Title:Chemical Kindling as an Experimental Model to Assess the Conventional
Drugs in the Treatment of Post-traumatic Epilepsy
Volume: 22
Issue: 10
Author(s): Simin Namvar Aghdash*Golsa Foroughi
Affiliation:
- Department of Biology, Faculty of Basic Sciences, Azarbaijan Shahid Madani University, Tabriz, Iran
Keywords:
Traumatic brain injury, post-traumatic epilepsy, chemical kindling models, picrotoxin-induced seizures, animal models, antiepileptic drugs.
Abstract:
Background: Traumatic brain injury (TBI) is one of the leading causes of morbidity and
mortality today, which will surpass many infectious diseases in the coming years/decades. Posttraumatic
epilepsy (PTE) is one of the most common debilitating consequences of TBI. PTE is a secondary,
acquired epilepsy that causes recurrent, spontaneous seizures more than a week after TBI. The
extent of head injury in individuals who develop PTE is unknown; however, trauma is thought to account
for 20% of symptomatic epilepsy worldwide. Understanding the mechanisms of epilepsy following
TBI is crucial for the discovery of new anticonvulsant drugs for the treatment of PTE, as well
as for improving the quality of life of patients with PTE.
Objective: This review article explains the rationale for the usage of a chemical model to access new
treatments for post-traumatic epilepsy.
Results: There are multiple methods to control and manage PTE. The essential and available remedy
for the management of epilepsy is the use of antiepileptic drugs. Antiepileptic drugs (AEDs) decrease
the frequency of seizures without affecting the disease's causality. Antiepileptic drugs are administrated
for the prevention and treatment of PTE; however, 30% of epilepsy patients are drug-resistant, and
AED side effects are significant in PTE patients. There are different types of animal models, such as
the liquid percussion model, intracortical ferric chloride injection, and cortical subincision model, to
study PTE and neurophysiological mechanisms underlying the development of epilepsy after head injury.
However, these animal models do not easily mimic the pathological events occurring in epilepsy.
Therefore, animal models of PTE are an inappropriate tool for screening new and putatively effective
AEDs. Chemical kindling is the most common animal model used to study epilepsy. There is a strong
similarity between the kindling model and different types of human epilepsy.
Conclusion: Today, researchers use experimental animal models to evaluate new anticonvulsant drugs.
The chemical kindling models, such as pentylenetetrazol, bicuculline, and picrotoxin-induced seizures,
are important experimental models to analyze the impact of putative antiepileptic drugs.

### Brief
Condense the paragraph that begins "Results: There are multiple methods" in the abstract above into a short bulleted list that keeps its main facts.

(Data records)

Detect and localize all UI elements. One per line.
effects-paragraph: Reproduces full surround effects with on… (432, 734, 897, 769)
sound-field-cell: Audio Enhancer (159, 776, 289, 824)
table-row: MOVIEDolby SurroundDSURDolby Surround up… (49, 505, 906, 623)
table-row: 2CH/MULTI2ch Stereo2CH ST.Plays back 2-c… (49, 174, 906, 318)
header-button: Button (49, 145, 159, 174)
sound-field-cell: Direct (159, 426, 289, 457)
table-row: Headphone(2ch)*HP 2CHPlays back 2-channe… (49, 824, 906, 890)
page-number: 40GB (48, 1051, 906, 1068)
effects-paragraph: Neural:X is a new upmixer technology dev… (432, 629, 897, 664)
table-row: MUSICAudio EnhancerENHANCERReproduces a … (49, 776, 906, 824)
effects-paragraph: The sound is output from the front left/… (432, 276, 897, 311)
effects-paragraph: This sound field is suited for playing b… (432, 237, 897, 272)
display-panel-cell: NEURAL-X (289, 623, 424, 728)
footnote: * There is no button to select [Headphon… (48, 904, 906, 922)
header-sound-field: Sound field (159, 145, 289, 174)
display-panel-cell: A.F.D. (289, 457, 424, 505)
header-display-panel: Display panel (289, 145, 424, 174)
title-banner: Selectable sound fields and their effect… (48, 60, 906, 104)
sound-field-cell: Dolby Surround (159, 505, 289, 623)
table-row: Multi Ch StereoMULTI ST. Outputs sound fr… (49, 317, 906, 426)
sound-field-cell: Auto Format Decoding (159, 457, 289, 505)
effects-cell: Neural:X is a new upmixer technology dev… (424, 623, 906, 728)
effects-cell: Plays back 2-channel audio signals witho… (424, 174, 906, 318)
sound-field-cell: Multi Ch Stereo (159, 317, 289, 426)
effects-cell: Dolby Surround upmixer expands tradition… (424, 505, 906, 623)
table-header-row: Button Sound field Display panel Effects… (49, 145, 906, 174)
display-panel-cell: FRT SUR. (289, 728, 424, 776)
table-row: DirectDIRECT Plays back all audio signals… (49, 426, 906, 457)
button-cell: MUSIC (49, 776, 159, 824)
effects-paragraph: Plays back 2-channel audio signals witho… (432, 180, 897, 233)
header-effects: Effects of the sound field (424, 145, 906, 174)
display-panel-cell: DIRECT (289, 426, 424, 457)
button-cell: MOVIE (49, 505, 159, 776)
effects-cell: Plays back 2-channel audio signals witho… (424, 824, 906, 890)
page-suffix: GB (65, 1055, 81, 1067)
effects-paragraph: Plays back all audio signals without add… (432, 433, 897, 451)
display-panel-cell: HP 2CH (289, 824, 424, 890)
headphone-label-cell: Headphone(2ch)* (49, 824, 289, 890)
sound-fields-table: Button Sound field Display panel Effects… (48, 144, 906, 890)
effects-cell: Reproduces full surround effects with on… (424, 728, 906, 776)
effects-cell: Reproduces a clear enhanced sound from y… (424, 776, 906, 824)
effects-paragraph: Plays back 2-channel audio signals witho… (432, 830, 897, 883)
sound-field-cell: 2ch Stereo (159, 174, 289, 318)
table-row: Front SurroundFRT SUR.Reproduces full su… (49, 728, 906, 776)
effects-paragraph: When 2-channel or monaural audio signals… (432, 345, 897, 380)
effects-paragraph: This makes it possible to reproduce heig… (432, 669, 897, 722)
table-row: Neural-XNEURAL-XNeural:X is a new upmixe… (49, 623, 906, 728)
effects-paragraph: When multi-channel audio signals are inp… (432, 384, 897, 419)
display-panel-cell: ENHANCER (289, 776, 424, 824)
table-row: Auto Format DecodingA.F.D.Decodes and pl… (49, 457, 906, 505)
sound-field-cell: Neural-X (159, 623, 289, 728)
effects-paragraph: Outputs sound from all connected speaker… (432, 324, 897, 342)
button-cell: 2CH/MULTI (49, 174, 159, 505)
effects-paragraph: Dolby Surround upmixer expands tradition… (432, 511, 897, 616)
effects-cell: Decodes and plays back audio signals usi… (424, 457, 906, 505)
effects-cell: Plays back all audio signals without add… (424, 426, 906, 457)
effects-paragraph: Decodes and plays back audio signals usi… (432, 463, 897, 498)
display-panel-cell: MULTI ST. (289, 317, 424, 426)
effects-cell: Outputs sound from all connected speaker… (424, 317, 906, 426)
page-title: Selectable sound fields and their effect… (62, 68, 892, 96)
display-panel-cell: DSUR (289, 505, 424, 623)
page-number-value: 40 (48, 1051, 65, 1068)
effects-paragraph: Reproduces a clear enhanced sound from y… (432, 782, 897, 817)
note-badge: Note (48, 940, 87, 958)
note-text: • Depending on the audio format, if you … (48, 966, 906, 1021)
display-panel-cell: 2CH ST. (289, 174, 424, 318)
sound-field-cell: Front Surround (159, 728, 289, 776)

### Answer section
- PTE can be controlled and managed in several ways. Antiepileptic drugs (AEDs) are the essential and available remedy.
- AEDs lower how often seizures happen but do not affect what causes the disease.
- AEDs are given to prevent and treat PTE. However, 30% of epilepsy patients are drug-resistant, and AED side effects are significant in PTE patients.
- Animal models are used to study PTE and how epilepsy develops after head injury. These include the liquid percussion model, intracortical ferric chloride injection, and the cortical subincision model.
- These models do not easily mimic the pathological events of epilepsy, so they are an inappropriate tool for screening new AEDs.
- Chemical kindling is the most common animal model for studying epilepsy and closely resembles different types of human epilepsy.